Short problem 1: In the passage on nutritional scientism, when is the label of scientism warranted?
Short problem 2: Repeat the passage on nutritional scientism word for word, starting at "Today, multiple and" and ending at "in greater detail.".
Short problem 3: Continue the essay on nutritional scientism from where it stops.

Excerpt provided:
Today, multiple and often competing appeals to nutrition science raise important questions about the status and role of scientific knowledge in governing individual and population behaviour associated with health. The biopolitical concern over population health, particularly in relation to diet and the purported obesity epidemic, creates the conditions for scientistic uses of nutritional science from government, public health, and commercial actors seeking to promote or market “healthy” diets. Before addressing the ethics of this situation, we need to outline nutritional scientism in greater detail.

The Problem of Nutritional Scientism

The science of nutrition, like any science, is not itself scientistic. A science of food and nutrition that analyses and isolates specific components is appropriate, important, and useful. What we are interested in is what Stenmark describes as “the view that the only reality that we can know anything about is the one science has access to” (Stenmark 2001, 4). When scientific understandings of food, diet, and cuisine become the dominant or exclusive mode of understanding of food and diet, the label of scientism is warranted. Scientism has epistemic and attitudinal features relevant to this analysis.

Jürgen Habermas defines the epistemological aspect of scientism as “the conviction that we can no longer understand science as one form of possible knowledge, but rather must identify knowledge with science” (Habermas 1987, 4). That is, science forms the limit of what can be known about the world. This does not mean that science can know all things, but that if something can be known it will be most fully and completely known via science. This means that scientific understanding of the world is “truer” or “more accurate” than lay or non-scientific understandings. A consequence of epistemic scientism described by Hannah Arendt is that “we have come to live in a world that only the scientists ‘understand’” (Arendt 2006, 263). Thus a piece of food may appear good, yet only science can confirm the unseen nutritional reality as to whether it is good.

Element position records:
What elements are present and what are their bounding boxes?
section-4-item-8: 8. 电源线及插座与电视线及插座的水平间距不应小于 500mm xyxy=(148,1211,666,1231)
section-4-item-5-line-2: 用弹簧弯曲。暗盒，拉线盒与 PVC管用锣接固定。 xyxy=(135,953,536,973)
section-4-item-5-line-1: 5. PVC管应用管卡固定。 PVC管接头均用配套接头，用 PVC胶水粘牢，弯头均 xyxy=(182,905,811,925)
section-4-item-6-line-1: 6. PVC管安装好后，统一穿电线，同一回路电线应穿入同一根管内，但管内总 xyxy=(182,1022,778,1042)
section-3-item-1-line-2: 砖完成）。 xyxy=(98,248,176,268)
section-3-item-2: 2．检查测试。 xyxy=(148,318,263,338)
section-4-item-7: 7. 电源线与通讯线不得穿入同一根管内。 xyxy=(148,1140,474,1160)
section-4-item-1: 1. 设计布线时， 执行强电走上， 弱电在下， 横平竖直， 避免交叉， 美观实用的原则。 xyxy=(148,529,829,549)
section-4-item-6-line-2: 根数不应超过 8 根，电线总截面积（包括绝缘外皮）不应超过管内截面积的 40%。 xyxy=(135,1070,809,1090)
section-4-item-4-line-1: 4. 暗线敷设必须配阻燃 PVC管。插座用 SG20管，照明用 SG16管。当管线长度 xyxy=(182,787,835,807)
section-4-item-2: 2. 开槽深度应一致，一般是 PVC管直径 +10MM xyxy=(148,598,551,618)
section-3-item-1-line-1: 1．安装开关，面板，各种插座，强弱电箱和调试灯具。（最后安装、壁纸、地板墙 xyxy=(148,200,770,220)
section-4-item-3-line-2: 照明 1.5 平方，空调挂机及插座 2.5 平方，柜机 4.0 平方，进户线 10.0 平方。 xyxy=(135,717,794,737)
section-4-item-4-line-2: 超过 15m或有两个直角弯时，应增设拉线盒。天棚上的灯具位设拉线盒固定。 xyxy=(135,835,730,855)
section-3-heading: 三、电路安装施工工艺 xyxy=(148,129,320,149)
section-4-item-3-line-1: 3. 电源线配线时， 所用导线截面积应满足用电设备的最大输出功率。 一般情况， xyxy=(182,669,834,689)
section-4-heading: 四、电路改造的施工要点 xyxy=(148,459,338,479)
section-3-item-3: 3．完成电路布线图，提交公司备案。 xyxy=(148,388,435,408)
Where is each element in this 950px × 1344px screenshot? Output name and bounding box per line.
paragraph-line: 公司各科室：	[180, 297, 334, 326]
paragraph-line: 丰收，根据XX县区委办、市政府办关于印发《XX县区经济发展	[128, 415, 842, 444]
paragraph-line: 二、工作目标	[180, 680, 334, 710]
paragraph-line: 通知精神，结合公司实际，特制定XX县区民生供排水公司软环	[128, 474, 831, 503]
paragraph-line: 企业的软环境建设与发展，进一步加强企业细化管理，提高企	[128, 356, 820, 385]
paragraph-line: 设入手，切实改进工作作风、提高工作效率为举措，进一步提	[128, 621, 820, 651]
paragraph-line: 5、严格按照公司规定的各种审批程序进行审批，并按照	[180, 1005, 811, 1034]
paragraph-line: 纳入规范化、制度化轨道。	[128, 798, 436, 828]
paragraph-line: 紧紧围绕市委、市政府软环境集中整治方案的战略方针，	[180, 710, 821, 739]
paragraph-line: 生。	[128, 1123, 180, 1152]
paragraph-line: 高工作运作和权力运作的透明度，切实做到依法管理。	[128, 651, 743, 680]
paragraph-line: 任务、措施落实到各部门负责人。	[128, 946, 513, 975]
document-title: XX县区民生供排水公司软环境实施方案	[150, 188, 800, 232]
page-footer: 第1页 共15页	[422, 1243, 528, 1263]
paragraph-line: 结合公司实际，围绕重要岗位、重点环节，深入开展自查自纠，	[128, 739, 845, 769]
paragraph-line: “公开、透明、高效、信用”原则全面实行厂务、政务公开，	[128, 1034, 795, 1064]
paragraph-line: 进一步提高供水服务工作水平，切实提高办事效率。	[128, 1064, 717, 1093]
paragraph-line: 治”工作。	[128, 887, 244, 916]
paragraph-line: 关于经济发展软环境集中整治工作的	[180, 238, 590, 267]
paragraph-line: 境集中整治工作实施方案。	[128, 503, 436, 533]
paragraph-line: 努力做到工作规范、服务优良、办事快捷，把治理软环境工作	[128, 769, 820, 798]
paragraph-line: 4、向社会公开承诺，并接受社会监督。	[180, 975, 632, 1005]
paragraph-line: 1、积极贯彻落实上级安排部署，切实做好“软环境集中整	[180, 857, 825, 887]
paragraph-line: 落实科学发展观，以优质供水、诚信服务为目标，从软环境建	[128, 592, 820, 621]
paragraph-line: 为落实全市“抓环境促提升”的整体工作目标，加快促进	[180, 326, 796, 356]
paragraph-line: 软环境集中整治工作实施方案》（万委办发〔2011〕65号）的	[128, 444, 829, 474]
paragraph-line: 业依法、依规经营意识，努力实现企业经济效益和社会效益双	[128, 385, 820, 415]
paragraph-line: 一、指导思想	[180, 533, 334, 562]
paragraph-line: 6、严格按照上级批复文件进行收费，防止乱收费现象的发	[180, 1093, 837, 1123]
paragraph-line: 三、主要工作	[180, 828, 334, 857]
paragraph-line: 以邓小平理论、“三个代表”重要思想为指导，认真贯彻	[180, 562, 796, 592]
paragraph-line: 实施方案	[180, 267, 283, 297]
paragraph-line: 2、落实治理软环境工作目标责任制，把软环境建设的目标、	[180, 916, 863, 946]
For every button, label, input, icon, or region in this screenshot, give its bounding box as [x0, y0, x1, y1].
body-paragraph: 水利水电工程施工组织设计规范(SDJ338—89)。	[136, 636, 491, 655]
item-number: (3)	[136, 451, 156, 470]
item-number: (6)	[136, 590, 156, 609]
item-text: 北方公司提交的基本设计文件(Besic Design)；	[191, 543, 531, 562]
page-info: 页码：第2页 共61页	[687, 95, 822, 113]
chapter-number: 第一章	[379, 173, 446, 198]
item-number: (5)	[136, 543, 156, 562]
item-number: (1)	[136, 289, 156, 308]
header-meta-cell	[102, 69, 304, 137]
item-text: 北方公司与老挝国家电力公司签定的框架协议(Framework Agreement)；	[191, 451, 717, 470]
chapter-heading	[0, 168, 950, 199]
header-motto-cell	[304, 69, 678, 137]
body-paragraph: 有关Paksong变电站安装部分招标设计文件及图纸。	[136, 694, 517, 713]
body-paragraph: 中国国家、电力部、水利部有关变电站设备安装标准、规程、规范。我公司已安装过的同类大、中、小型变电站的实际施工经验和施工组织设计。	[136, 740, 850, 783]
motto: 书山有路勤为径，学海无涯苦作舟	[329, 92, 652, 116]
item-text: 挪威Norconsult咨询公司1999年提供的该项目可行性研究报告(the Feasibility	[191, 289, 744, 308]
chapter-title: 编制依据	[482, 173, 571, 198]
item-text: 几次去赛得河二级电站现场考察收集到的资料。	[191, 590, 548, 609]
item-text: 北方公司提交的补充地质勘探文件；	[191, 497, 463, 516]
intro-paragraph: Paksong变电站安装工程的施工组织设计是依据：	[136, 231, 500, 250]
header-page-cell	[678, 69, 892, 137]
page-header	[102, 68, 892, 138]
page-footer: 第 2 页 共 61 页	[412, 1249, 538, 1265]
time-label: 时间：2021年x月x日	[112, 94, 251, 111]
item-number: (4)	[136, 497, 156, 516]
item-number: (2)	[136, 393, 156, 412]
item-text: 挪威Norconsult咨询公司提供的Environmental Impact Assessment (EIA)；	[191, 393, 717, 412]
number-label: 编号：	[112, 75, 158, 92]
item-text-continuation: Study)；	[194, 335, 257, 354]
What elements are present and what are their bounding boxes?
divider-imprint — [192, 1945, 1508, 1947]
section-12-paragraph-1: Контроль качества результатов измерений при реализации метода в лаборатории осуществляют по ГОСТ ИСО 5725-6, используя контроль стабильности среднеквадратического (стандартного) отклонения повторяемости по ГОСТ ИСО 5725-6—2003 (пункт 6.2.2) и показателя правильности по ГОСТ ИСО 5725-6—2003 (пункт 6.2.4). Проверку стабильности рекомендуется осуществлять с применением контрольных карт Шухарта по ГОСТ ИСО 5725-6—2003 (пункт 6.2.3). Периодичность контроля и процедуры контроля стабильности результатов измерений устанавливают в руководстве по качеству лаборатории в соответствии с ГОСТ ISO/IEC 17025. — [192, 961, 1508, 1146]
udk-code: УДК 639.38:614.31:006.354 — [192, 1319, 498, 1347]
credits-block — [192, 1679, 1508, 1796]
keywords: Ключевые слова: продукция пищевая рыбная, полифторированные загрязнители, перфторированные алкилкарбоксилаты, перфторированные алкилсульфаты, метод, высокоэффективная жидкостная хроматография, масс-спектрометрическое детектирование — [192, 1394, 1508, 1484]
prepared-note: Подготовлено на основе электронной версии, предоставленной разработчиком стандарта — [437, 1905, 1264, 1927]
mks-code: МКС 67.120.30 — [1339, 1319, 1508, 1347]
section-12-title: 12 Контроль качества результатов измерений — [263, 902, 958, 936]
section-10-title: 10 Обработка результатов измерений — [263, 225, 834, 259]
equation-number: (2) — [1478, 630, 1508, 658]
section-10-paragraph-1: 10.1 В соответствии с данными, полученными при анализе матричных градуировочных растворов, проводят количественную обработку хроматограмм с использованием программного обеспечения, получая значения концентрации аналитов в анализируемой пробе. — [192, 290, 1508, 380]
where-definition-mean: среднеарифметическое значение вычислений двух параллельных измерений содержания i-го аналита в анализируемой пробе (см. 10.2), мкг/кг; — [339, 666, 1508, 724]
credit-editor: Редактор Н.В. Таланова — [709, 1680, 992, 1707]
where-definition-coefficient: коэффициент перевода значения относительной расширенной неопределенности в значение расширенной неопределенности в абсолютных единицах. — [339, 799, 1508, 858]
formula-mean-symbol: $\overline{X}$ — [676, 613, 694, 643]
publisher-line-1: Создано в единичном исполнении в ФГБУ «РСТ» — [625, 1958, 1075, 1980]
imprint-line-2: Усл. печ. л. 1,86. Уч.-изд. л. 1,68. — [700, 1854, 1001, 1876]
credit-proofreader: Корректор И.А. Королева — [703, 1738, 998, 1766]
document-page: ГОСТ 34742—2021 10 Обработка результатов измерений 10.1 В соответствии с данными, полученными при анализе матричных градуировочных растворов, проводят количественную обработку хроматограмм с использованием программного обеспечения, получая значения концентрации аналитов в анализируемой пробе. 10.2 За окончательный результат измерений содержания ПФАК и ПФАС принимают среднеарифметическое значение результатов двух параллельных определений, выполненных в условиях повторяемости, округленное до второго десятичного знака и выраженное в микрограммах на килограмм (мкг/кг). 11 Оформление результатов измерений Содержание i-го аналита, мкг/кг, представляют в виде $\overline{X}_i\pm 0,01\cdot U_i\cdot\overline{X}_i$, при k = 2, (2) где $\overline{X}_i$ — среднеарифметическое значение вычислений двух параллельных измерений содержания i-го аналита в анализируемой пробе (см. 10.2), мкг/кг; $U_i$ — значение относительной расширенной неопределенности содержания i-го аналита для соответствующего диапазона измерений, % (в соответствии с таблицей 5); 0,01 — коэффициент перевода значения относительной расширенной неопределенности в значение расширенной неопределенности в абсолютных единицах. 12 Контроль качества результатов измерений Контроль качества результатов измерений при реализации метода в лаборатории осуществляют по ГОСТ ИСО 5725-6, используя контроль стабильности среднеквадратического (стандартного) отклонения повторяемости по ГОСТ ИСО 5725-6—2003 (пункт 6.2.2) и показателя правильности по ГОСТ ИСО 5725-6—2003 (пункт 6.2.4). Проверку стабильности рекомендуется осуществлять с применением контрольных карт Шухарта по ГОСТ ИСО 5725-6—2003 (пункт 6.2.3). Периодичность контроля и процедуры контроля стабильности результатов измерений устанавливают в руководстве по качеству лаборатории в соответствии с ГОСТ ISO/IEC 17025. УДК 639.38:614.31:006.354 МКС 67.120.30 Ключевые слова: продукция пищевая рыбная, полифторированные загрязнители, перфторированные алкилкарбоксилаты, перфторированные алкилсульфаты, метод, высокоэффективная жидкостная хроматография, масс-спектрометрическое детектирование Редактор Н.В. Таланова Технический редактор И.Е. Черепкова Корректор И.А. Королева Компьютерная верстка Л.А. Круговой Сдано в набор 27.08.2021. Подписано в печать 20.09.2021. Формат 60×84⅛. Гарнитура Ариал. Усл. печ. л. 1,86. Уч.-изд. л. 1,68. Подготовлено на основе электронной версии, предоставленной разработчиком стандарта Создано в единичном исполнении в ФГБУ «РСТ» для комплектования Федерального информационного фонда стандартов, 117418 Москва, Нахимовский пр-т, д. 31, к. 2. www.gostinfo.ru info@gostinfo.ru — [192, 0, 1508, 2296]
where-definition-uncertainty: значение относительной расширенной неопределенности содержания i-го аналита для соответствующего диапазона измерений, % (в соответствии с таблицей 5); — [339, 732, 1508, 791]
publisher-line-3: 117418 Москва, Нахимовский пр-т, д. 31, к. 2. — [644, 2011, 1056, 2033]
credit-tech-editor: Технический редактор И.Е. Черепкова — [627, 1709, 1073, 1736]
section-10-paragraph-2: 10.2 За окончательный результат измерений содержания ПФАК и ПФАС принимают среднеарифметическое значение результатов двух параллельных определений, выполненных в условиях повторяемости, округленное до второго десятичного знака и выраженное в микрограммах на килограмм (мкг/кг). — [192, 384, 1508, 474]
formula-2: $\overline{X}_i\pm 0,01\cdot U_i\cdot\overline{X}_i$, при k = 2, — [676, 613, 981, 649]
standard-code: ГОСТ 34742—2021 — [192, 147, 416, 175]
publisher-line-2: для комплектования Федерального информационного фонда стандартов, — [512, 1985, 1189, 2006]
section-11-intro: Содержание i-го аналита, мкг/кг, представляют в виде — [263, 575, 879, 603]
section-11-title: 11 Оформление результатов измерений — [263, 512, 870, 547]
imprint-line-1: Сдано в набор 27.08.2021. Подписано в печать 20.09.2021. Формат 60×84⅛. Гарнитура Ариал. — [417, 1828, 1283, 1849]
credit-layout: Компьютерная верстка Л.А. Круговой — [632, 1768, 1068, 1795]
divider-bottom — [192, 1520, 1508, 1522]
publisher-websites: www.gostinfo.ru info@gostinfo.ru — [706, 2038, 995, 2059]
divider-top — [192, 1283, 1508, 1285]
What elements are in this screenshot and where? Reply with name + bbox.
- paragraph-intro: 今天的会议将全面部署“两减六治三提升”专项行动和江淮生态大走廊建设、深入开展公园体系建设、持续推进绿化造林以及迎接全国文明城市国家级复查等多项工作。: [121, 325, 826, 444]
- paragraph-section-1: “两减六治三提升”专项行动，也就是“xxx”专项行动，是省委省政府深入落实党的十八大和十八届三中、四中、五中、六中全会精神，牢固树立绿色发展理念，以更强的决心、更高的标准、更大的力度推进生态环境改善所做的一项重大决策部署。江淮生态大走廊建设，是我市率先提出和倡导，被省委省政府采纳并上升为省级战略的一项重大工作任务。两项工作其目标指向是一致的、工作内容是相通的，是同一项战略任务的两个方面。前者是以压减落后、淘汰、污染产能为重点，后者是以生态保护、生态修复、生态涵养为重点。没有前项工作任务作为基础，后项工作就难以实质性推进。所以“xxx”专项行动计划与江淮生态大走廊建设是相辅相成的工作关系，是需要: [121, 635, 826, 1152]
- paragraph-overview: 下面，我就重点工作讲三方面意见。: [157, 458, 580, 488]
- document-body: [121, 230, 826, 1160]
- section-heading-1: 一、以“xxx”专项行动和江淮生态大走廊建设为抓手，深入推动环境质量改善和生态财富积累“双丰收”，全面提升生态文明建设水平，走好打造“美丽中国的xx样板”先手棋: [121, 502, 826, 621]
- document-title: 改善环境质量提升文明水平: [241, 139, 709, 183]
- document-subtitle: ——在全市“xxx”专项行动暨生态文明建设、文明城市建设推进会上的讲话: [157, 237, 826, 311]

Expected output 1: When scientific understandings of food, diet, and cuisine become the dominant or exclusive mode of understanding food and diet.

Expected output 2:
Today, multiple and often competing appeals to nutrition science raise important questions about the status and role of scientific knowledge in governing individual and population behaviour associated with health. The biopolitical concern over population health, particularly in relation to diet and the purported obesity epidemic, creates the conditions for scientistic uses of nutritional science from government, public health, and commercial actors seeking to promote or market “healthy” diets. Before addressing the ethics of this situation, we need to outline nutritional scientism in greater detail.

Expected output 3:
The attitudinal feature of scientism is widespread and has diverse cultural expressions. Massimo Pigliucci defines scientism “as a totalizing attitude that regards science as the ultimate standard and arbiter of all interesting questions” (Pigliucci 2013, 144). This attitude is expressed and reinforced through the appeal to images, concepts, and practices associated with science. Iain Cameron and David Edge describe the scientistic attitude as the way

people draw on widely shared images and notions about the scientific community … in order to add weight to arguments which they are advancing, or to practices which they are promoting, or to values and policies whose adoption they are advocating (Cameron and Edge 1979, 3).

Attitudinal scientism often appears in advertisements for products, where the authority of science (perhaps only through use of a white lab coat) and technical terms are used to give weight to arguments about the healthfulness of the product.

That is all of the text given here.